The contract that binds is only the written and implied contracts between the two engaging parties. Therefore, the situation in the New Forest and cancellation of contract does not apply to Louis. As already seen before, the damage that Louis is entitled is that which was implied, that is, the Pet City Event and the bookings profits. Nevertheless, Louis may be required to pay additional fee for the frustrations experienced by Rachel. These may be regarded as punitive damages, where the court may require Louis to pay a certain fee as damages so that it would deter him from repeating similar mistakes. The courts normally award these damages in contract cases where both parties set prior agreements at the start of the contract. Also, Rachel may demand for compensatory damages because of the situation Louis has put her in. She suffers the likelihood to lose earnings in the future because of the breach.

In Hadley v Baxendale, 1854, delivery of parts broken delayed by several days and this caused a contract breach because the injuring party did not communicate the likely circumstances in time (Perloff, 1981). The general rule demanded that the damage be compensated as per the consequential damage. In the similar way, the Rachel can demand the losses she incurred due to delayed contract of the agreement between her and Louis.

Part B

If Rachel had a written contract with the expression: “If Louis Curtis fails to complete the van conversion by 15 May as agreed, he will pay a sum of £500 for every week or part week of the delay by way of liquidated damages” (this would give Rachel a sum of £1,500)?, the best approach would be to demand for damages as stated in the written agreement. The immediate loss that Rachel experienced after the breach was £1,250. Absence of written contract would imply that Louis is to pay the amount he caused Rachel to lose. However, because of the written contract is a legal agreement with the evidence and is even arising to a higher compensation, it would be wise for Rachel to demand for the compensation as per the written agreement between them.

Dataset entries
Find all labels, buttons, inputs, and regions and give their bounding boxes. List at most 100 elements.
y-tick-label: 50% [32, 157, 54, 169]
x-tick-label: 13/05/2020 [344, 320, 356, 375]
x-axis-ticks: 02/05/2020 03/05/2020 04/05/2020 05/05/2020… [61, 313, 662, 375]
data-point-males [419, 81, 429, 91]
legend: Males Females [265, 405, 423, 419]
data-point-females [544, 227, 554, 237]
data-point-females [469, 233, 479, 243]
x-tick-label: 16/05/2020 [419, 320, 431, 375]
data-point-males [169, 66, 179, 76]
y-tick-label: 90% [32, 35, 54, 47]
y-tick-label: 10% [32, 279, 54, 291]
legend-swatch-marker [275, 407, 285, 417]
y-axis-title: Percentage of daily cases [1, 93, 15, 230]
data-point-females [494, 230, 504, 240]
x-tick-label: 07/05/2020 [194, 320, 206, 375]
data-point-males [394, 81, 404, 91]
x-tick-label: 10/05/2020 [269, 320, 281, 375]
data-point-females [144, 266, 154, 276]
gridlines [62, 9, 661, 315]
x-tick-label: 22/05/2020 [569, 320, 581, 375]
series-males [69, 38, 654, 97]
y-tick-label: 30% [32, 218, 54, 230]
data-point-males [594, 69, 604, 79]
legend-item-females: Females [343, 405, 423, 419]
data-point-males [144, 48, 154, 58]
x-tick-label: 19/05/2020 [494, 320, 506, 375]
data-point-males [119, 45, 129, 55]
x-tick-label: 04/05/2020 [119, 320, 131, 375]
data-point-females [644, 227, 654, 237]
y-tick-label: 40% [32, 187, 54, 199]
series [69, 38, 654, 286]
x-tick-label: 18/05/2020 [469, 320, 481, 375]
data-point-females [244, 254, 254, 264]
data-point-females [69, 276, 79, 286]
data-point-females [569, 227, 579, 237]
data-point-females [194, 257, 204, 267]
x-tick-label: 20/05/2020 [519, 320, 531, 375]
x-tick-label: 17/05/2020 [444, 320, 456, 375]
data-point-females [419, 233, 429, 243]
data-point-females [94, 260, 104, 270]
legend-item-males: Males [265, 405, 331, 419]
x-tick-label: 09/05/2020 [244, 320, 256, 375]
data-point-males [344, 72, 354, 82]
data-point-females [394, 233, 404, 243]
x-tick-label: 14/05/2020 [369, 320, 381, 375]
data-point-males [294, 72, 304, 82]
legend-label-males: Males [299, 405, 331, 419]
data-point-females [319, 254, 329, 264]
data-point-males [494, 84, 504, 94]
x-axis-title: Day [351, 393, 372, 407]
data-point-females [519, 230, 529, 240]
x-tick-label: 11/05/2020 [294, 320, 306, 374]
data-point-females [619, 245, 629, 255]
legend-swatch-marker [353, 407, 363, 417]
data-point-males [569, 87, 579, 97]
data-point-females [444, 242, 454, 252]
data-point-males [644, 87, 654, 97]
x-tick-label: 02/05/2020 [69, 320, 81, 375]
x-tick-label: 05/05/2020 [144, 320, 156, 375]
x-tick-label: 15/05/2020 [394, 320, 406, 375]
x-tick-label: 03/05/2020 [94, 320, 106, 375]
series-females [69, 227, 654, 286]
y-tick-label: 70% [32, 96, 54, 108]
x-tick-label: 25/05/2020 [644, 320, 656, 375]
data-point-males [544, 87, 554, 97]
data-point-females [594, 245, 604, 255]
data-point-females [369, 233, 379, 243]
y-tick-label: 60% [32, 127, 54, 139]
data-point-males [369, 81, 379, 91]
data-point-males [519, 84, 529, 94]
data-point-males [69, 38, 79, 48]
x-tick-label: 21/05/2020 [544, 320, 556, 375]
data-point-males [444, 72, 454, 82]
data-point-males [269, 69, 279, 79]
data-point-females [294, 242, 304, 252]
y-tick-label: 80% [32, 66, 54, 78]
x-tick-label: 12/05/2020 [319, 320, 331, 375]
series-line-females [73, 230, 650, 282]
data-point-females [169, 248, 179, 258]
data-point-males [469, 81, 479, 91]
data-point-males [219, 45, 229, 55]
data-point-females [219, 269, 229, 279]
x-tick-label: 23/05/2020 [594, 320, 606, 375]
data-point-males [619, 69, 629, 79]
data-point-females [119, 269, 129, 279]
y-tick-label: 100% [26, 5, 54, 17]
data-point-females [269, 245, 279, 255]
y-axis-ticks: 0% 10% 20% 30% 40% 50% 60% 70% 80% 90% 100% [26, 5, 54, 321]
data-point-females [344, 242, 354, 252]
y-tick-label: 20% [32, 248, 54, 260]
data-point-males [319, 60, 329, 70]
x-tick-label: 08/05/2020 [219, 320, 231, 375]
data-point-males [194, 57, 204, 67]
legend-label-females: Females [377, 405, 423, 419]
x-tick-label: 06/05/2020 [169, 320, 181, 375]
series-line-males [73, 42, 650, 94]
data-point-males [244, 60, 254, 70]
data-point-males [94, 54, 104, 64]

# WORK REQUEST A
According to the contract damages text, what was the immediate loss Rachel experienced after the breach?
# WORK REQUEST B
Please write out the part of the contract damages text that opens with the words containing "If Rachel had" and closes with "agreement between them.".
Rely only on the text for your answers.

# WRITTEN SOLUTION A
£1,250

# WRITTEN SOLUTION B
If Rachel had a written contract with the expression: “If Louis Curtis fails to complete the van conversion by 15 May as agreed, he will pay a sum of £500 for every week or part week of the delay by way of liquidated damages” (this would give Rachel a sum of £1,500)?, the best approach would be to demand for damages as stated in the written agreement. The immediate loss that Rachel experienced after the breach was £1,250. Absence of written contract would imply that Louis is to pay the amount he caused Rachel to lose. However, because of the written contract is a legal agreement with the evidence and is even arising to a higher compensation, it would be wise for Rachel to demand for the compensation as per the written agreement between them.